- [EXERCISE DIRECTIONS]: Copy every line, leaving nothing out and adding nothing.

- [THE DATA]:
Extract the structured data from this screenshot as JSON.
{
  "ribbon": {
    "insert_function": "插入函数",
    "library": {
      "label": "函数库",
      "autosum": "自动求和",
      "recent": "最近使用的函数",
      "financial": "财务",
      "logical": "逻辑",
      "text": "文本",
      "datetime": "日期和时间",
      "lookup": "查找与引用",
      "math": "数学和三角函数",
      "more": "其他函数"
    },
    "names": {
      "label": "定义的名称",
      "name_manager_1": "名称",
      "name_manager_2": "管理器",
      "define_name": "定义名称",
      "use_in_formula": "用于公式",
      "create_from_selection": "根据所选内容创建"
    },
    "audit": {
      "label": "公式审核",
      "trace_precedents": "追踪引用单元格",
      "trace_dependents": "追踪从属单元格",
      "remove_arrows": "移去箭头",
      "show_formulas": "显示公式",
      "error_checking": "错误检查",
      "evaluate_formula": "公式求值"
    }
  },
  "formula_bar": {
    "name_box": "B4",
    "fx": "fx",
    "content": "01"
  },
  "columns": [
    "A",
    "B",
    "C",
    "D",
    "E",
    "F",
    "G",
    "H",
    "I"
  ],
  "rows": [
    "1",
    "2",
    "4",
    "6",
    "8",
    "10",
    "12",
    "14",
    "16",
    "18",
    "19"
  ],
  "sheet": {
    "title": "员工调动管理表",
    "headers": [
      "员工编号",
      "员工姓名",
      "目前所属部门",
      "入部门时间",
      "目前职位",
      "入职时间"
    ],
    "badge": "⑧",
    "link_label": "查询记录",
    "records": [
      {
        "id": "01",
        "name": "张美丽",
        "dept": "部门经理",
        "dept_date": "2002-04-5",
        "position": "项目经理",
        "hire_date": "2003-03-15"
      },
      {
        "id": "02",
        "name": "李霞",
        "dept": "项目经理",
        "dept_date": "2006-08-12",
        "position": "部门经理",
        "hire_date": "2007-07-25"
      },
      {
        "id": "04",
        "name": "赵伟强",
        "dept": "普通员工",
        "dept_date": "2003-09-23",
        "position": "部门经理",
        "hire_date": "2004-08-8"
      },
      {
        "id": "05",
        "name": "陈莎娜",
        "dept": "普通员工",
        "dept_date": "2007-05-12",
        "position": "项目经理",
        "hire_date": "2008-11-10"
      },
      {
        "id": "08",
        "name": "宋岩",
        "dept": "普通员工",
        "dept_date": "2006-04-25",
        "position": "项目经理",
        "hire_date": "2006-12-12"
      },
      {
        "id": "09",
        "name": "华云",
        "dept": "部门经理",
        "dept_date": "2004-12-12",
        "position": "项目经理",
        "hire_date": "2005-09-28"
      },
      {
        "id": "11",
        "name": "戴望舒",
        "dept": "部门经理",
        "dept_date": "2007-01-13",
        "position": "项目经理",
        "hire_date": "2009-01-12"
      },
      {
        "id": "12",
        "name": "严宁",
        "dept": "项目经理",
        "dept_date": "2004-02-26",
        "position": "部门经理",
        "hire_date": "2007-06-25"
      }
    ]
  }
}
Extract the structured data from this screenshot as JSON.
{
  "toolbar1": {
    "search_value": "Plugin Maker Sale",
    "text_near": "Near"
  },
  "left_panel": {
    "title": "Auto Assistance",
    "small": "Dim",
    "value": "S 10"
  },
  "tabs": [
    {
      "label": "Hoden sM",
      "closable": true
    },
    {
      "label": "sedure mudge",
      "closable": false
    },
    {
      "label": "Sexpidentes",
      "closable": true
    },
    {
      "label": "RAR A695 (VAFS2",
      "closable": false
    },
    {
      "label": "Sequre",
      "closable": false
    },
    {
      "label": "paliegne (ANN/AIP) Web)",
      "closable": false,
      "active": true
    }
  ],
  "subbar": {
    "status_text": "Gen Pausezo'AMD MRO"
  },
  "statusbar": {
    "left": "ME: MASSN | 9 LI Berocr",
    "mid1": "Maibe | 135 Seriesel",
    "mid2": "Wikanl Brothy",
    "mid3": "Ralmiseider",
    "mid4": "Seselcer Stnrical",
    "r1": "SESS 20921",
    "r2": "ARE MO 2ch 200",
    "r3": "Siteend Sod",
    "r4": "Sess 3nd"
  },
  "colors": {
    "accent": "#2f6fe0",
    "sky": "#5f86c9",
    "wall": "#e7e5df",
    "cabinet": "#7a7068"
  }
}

- [REPLY TO THE TASK]:
Extract the structured data from this screenshot as JSON.
{
  "ribbon": {
    "insert_function": "插入函数",
    "library": {
      "label": "函数库",
      "autosum": "自动求和",
      "recent": "最近使用的函数",
      "financial": "财务",
      "logical": "逻辑",
      "text": "文本",
      "datetime": "日期和时间",
      "lookup": "查找与引用",
      "math": "数学和三角函数",
      "more": "其他函数"
    },
    "names": {
      "label": "定义的名称",
      "name_manager_1": "名称",
      "name_manager_2": "管理器",
      "define_name": "定义名称",
      "use_in_formula": "用于公式",
      "create_from_selection": "根据所选内容创建"
    },
    "audit": {
      "label": "公式审核",
      "trace_precedents": "追踪引用单元格",
      "trace_dependents": "追踪从属单元格",
      "remove_arrows": "移去箭头",
      "show_formulas": "显示公式",
      "error_checking": "错误检查",
      "evaluate_formula": "公式求值"
    }
  },
  "formula_bar": {
    "name_box": "B4",
    "fx": "fx",
    "content": "01"
  },
  "columns": [
    "A",
    "B",
    "C",
    "D",
    "E",
    "F",
    "G",
    "H",
    "I"
  ],
  "rows": [
    "1",
    "2",
    "4",
    "6",
    "8",
    "10",
    "12",
    "14",
    "16",
    "18",
    "19"
  ],
  "sheet": {
    "title": "员工调动管理表",
    "headers": [
      "员工编号",
      "员工姓名",
      "目前所属部门",
      "入部门时间",
      "目前职位",
      "入职时间"
    ],
    "badge": "⑧",
    "link_label": "查询记录",
    "records": [
      {
        "id": "01",
        "name": "张美丽",
        "dept": "部门经理",
        "dept_date": "2002-04-5",
        "position": "项目经理",
        "hire_date": "2003-03-15"
      },
      {
        "id": "02",
        "name": "李霞",
        "dept": "项目经理",
        "dept_date": "2006-08-12",
        "position": "部门经理",
        "hire_date": "2007-07-25"
      },
      {
        "id": "04",
        "name": "赵伟强",
        "dept": "普通员工",
        "dept_date": "2003-09-23",
        "position": "部门经理",
        "hire_date": "2004-08-8"
      },
      {
        "id": "05",
        "name": "陈莎娜",
        "dept": "普通员工",
        "dept_date": "2007-05-12",
        "position": "项目经理",
        "hire_date": "2008-11-10"
      },
      {
        "id": "08",
        "name": "宋岩",
        "dept": "普通员工",
        "dept_date": "2006-04-25",
        "position": "项目经理",
        "hire_date": "2006-12-12"
      },
      {
        "id": "09",
        "name": "华云",
        "dept": "部门经理",
        "dept_date": "2004-12-12",
        "position": "项目经理",
        "hire_date": "2005-09-28"
      },
      {
        "id": "11",
        "name": "戴望舒",
        "dept": "部门经理",
        "dept_date": "2007-01-13",
        "position": "项目经理",
        "hire_date": "2009-01-12"
      },
      {
        "id": "12",
        "name": "严宁",
        "dept": "项目经理",
        "dept_date": "2004-02-26",
        "position": "部门经理",
        "hire_date": "2007-06-25"
      }
    ]
  }
}
Extract the structured data from this screenshot as JSON.
{
  "toolbar1": {
    "search_value": "Plugin Maker Sale",
    "text_near": "Near"
  },
  "left_panel": {
    "title": "Auto Assistance",
    "small": "Dim",
    "value": "S 10"
  },
  "tabs": [
    {
      "label": "Hoden sM",
      "closable": true
    },
    {
      "label": "sedure mudge",
      "closable": false
    },
    {
      "label": "Sexpidentes",
      "closable": true
    },
    {
      "label": "RAR A695 (VAFS2",
      "closable": false
    },
    {
      "label": "Sequre",
      "closable": false
    },
    {
      "label": "paliegne (ANN/AIP) Web)",
      "closable": false,
      "active": true
    }
  ],
  "subbar": {
    "status_text": "Gen Pausezo'AMD MRO"
  },
  "statusbar": {
    "left": "ME: MASSN | 9 LI Berocr",
    "mid1": "Maibe | 135 Seriesel",
    "mid2": "Wikanl Brothy",
    "mid3": "Ralmiseider",
    "mid4": "Seselcer Stnrical",
    "r1": "SESS 20921",
    "r2": "ARE MO 2ch 200",
    "r3": "Siteend Sod",
    "r4": "Sess 3nd"
  },
  "colors": {
    "accent": "#2f6fe0",
    "sky": "#5f86c9",
    "wall": "#e7e5df",
    "cabinet": "#7a7068"
  }
}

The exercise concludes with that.